Work to complete |
Restate the listing that follows word for word, without its pictures.

Items |
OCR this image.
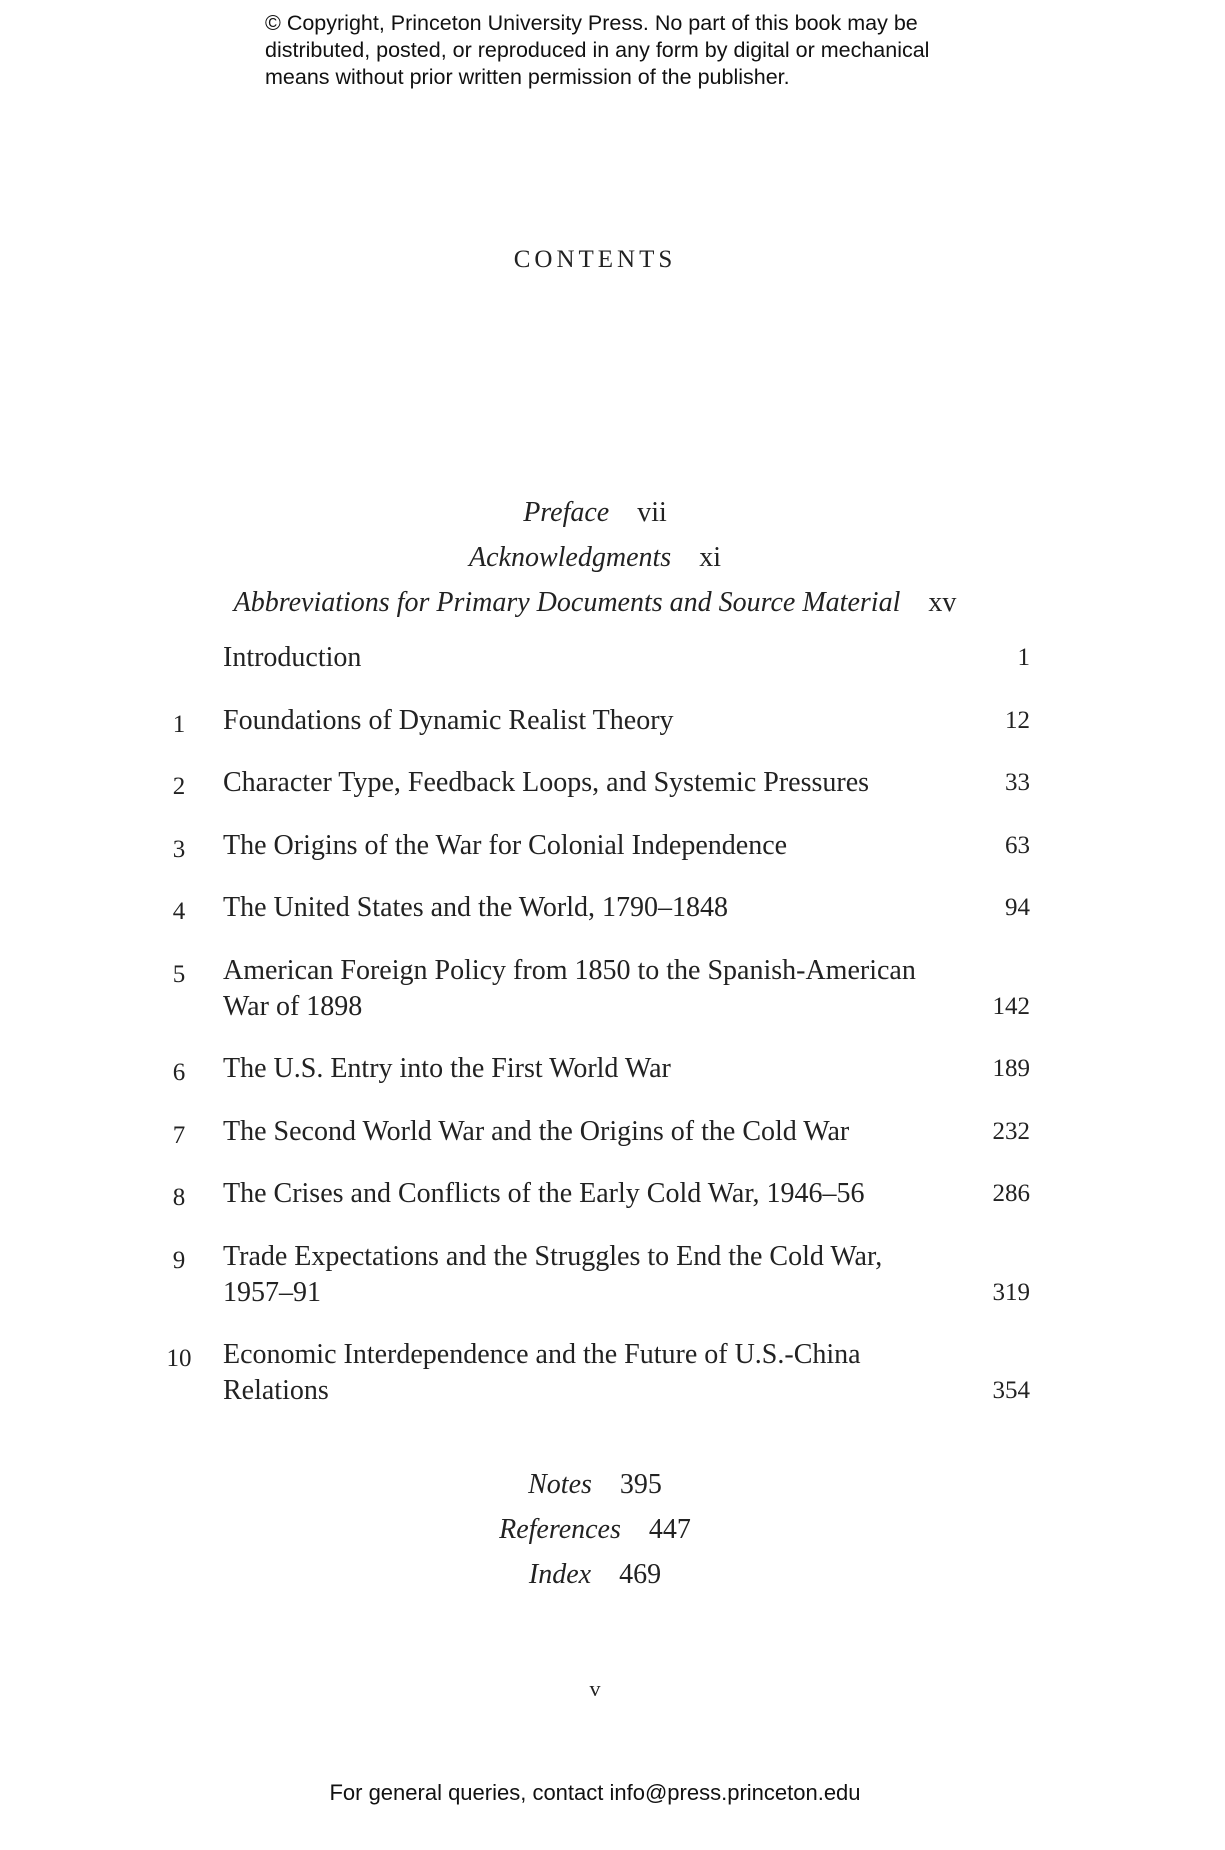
© Copyright, Princeton University Press. No part of this book may be
distributed, posted, or reproduced in any form by digital or mechanical
means without prior written permission of the publisher.
CONTENTS
Preface vii
Acknowledgments xi
Abbreviations for Primary Documents and Source Material xv
Introduction	1
1	Foundations of Dynamic Realist Theory	12
2	Character Type, Feedback Loops, and Systemic Pressures	33
3	The Origins of the War for Colonial Independence	63
4	The United States and the World, 1790–1848	94
5	American Foreign Policy from 1850 to the Spanish-American War of 1898	142
6	The U.S. Entry into the First World War	189
7	The Second World War and the Origins of the Cold War	232
8	The Crises and Conflicts of the Early Cold War, 1946–56	286
9	Trade Expectations and the Struggles to End the Cold War, 1957–91	319
10 Economic Interdependence and the Future of U.S.-China Relations	354
Notes 395
References 447
Index 469
v
For general queries, contact info@press.princeton.edu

Full solution |
OCR this image.
© Copyright, Princeton University Press. No part of this book may be
distributed, posted, or reproduced in any form by digital or mechanical
means without prior written permission of the publisher.
CONTENTS
Preface vii
Acknowledgments xi
Abbreviations for Primary Documents and Source Material xv
Introduction	1
1	Foundations of Dynamic Realist Theory	12
2	Character Type, Feedback Loops, and Systemic Pressures	33
3	The Origins of the War for Colonial Independence	63
4	The United States and the World, 1790–1848	94
5	American Foreign Policy from 1850 to the Spanish-American War of 1898	142
6	The U.S. Entry into the First World War	189
7	The Second World War and the Origins of the Cold War	232
8	The Crises and Conflicts of the Early Cold War, 1946–56	286
9	Trade Expectations and the Struggles to End the Cold War, 1957–91	319
10 Economic Interdependence and the Future of U.S.-China Relations	354
Notes 395
References 447
Index 469
v
For general queries, contact info@press.princeton.edu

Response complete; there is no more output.